Brief
With the images removed, repeat the data below exactly.

####################

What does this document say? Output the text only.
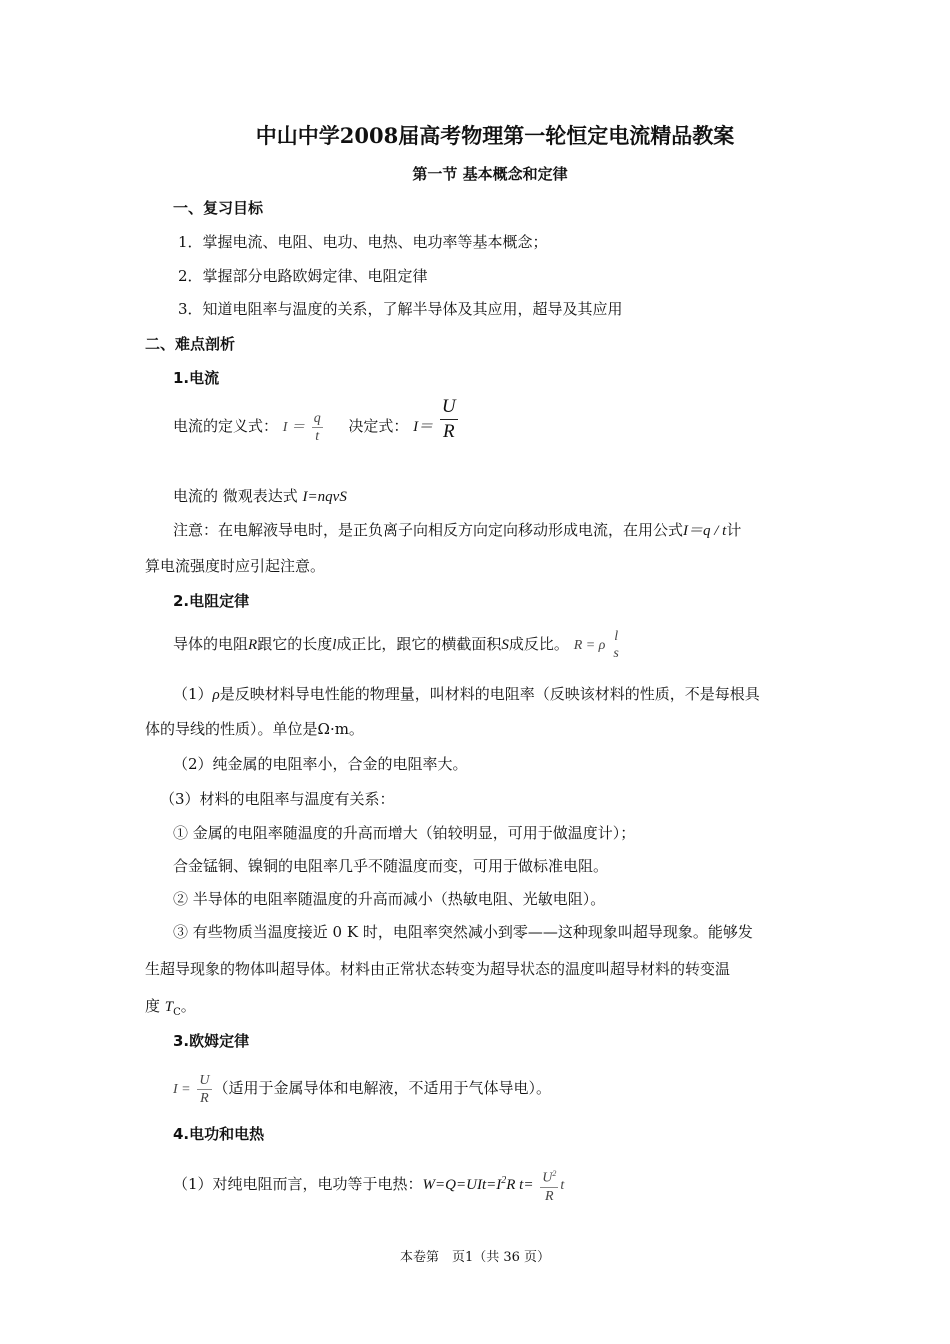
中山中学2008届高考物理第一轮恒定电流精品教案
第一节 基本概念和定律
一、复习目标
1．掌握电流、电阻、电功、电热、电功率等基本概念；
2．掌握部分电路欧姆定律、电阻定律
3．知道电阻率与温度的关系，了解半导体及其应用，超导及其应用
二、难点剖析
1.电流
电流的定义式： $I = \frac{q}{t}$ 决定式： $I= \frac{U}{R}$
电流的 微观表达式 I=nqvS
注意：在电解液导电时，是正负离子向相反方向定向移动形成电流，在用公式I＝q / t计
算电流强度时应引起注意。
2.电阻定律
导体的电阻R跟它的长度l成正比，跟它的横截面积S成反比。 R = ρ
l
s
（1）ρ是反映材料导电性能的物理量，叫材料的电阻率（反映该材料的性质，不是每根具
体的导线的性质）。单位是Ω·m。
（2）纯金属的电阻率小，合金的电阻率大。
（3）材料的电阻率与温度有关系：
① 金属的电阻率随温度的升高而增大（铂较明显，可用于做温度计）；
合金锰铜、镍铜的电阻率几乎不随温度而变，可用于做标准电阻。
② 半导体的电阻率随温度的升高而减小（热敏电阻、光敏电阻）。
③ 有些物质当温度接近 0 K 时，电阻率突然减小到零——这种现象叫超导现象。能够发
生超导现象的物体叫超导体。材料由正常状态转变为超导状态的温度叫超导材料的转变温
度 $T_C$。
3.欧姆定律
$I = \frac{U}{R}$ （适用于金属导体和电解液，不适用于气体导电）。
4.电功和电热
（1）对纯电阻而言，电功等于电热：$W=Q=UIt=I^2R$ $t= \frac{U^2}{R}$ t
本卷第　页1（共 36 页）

####################

Written reply
What does this document say? Output the text only.
中山中学2008届高考物理第一轮恒定电流精品教案
第一节 基本概念和定律
一、复习目标
1．掌握电流、电阻、电功、电热、电功率等基本概念；
2．掌握部分电路欧姆定律、电阻定律
3．知道电阻率与温度的关系，了解半导体及其应用，超导及其应用
二、难点剖析
1.电流
电流的定义式： $I = \frac{q}{t}$ 决定式： $I= \frac{U}{R}$
电流的 微观表达式 I=nqvS
注意：在电解液导电时，是正负离子向相反方向定向移动形成电流，在用公式I＝q / t计
算电流强度时应引起注意。
2.电阻定律
导体的电阻R跟它的长度l成正比，跟它的横截面积S成反比。 R = ρ
l
s
（1）ρ是反映材料导电性能的物理量，叫材料的电阻率（反映该材料的性质，不是每根具
体的导线的性质）。单位是Ω·m。
（2）纯金属的电阻率小，合金的电阻率大。
（3）材料的电阻率与温度有关系：
① 金属的电阻率随温度的升高而增大（铂较明显，可用于做温度计）；
合金锰铜、镍铜的电阻率几乎不随温度而变，可用于做标准电阻。
② 半导体的电阻率随温度的升高而减小（热敏电阻、光敏电阻）。
③ 有些物质当温度接近 0 K 时，电阻率突然减小到零——这种现象叫超导现象。能够发
生超导现象的物体叫超导体。材料由正常状态转变为超导状态的温度叫超导材料的转变温
度 $T_C$。
3.欧姆定律
$I = \frac{U}{R}$ （适用于金属导体和电解液，不适用于气体导电）。
4.电功和电热
（1）对纯电阻而言，电功等于电热：$W=Q=UIt=I^2R$ $t= \frac{U^2}{R}$ t
本卷第　页1（共 36 页）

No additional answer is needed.